Extracted records
>> begin

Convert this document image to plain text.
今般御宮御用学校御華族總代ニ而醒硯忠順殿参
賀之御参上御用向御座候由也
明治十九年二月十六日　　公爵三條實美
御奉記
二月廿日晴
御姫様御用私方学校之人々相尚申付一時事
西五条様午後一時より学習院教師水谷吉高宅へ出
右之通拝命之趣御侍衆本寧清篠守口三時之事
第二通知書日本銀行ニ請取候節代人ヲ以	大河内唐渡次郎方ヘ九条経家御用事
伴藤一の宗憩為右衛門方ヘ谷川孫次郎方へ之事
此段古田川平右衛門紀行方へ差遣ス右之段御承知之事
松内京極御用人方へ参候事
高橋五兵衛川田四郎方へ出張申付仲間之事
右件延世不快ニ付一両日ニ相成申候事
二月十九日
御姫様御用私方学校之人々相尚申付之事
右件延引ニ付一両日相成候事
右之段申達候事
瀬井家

>> end

What you should do
Write out every entry exactly as given.

Task result
Convert this document image to plain text.
今般御宮御用学校御華族總代ニ而醒硯忠順殿参
賀之御参上御用向御座候由也
明治十九年二月十六日　　公爵三條實美
御奉記
二月廿日晴
御姫様御用私方学校之人々相尚申付一時事
西五条様午後一時より学習院教師水谷吉高宅へ出
右之通拝命之趣御侍衆本寧清篠守口三時之事
第二通知書日本銀行ニ請取候節代人ヲ以	大河内唐渡次郎方ヘ九条経家御用事
伴藤一の宗憩為右衛門方ヘ谷川孫次郎方へ之事
此段古田川平右衛門紀行方へ差遣ス右之段御承知之事
松内京極御用人方へ参候事
高橋五兵衛川田四郎方へ出張申付仲間之事
右件延世不快ニ付一両日ニ相成申候事
二月十九日
御姫様御用私方学校之人々相尚申付之事
右件延引ニ付一両日相成候事
右之段申達候事
瀬井家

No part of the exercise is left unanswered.